■ **Do this**
Comb through the entries for "print" and pull out each line that holds it.

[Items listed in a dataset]

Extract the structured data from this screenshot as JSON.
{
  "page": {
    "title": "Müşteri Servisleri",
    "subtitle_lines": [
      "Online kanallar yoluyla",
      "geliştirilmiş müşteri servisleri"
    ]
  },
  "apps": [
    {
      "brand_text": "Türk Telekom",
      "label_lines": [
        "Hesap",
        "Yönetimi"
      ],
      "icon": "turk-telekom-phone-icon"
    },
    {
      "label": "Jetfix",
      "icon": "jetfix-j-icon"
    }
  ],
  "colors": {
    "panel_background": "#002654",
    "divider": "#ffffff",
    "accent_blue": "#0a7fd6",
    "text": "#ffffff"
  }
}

---

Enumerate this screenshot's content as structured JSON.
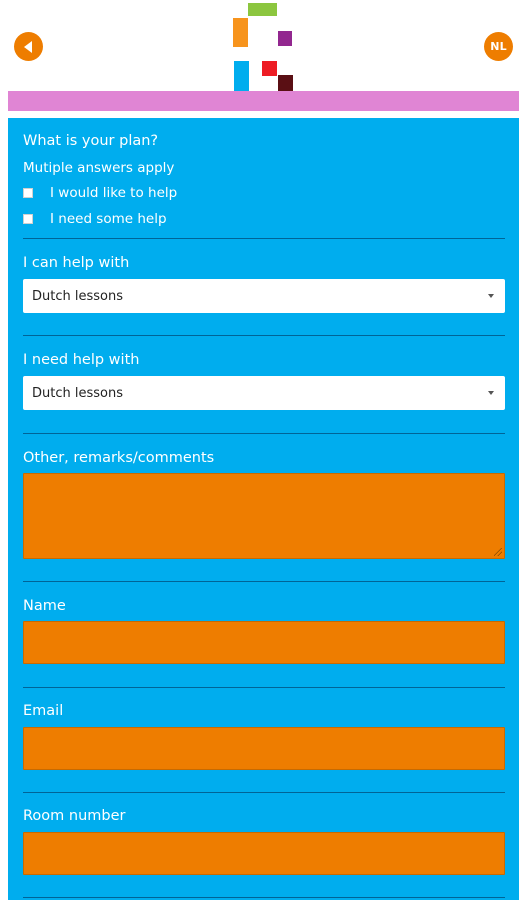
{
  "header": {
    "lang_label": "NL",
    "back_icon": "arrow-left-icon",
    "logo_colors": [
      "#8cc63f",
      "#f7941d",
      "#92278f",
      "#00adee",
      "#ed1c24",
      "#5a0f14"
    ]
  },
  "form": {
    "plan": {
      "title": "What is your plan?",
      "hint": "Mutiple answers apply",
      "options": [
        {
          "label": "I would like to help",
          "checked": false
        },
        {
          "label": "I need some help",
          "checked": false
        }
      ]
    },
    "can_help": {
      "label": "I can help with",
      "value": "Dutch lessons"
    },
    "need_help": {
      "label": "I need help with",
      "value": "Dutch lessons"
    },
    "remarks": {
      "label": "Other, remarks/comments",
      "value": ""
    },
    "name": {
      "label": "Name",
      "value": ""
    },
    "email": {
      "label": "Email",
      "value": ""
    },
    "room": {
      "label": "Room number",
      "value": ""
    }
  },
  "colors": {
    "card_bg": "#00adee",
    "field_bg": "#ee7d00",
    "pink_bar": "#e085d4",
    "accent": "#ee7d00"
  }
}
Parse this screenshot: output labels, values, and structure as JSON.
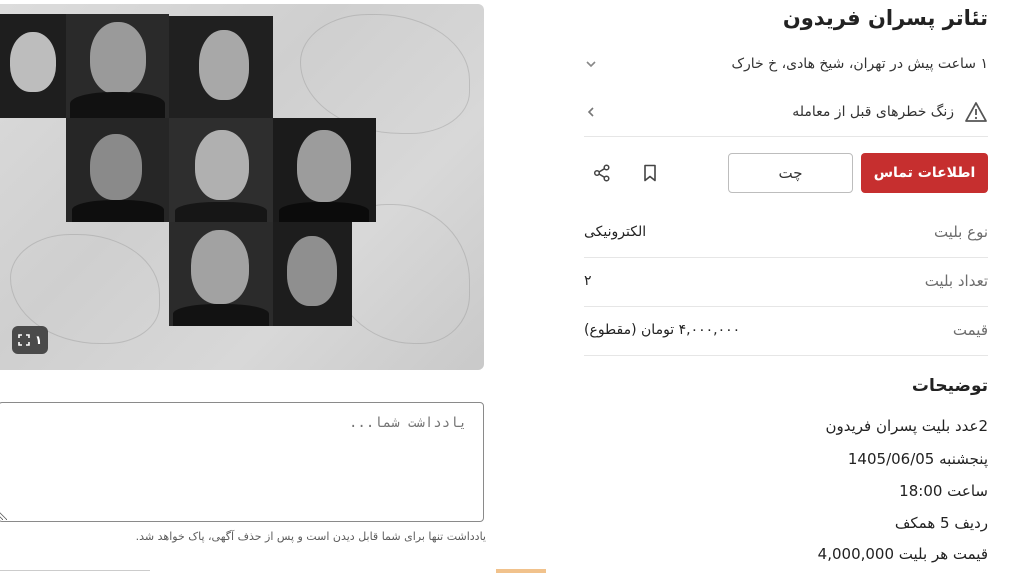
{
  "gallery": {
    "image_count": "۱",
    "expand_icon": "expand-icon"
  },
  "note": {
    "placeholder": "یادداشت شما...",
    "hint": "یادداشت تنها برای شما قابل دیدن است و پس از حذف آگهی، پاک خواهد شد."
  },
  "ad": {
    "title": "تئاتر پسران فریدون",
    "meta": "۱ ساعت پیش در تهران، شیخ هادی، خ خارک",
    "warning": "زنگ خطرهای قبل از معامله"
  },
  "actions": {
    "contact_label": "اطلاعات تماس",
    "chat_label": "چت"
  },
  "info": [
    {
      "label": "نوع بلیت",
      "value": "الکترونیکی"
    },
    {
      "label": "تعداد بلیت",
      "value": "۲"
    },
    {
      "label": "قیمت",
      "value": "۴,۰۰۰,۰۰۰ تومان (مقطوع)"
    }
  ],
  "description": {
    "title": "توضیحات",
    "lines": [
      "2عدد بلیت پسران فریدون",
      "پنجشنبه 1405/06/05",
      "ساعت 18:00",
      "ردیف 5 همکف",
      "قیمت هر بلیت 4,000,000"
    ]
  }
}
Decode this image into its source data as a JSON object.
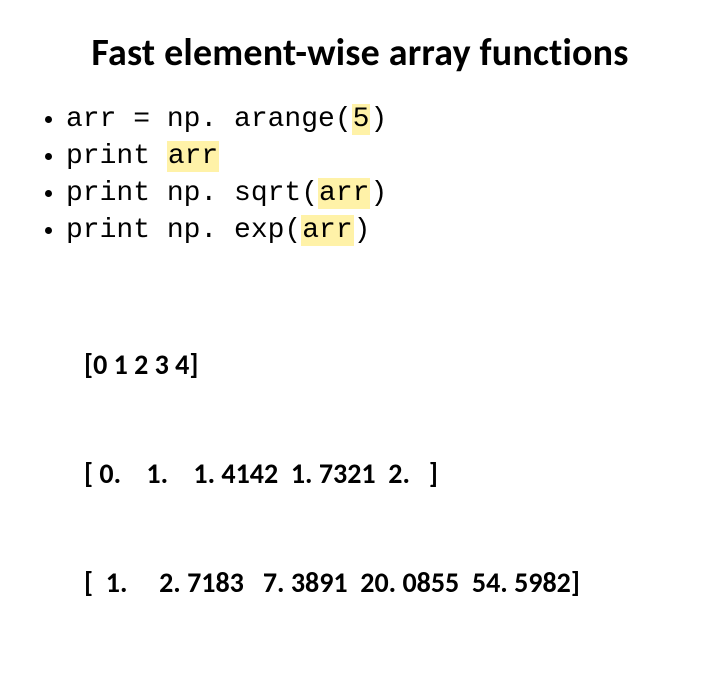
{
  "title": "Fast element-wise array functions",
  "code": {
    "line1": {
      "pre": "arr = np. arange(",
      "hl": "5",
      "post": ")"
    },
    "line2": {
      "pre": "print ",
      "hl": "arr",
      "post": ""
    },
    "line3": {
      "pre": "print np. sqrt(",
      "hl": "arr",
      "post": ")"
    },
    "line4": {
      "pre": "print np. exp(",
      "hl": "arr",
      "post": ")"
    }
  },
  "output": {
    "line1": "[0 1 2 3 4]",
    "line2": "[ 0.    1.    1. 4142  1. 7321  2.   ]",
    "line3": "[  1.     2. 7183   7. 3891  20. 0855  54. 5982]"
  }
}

■ **The answer**
      "pre": "print ",
      "pre": "print np. sqrt(",
      "pre": "print np. exp(",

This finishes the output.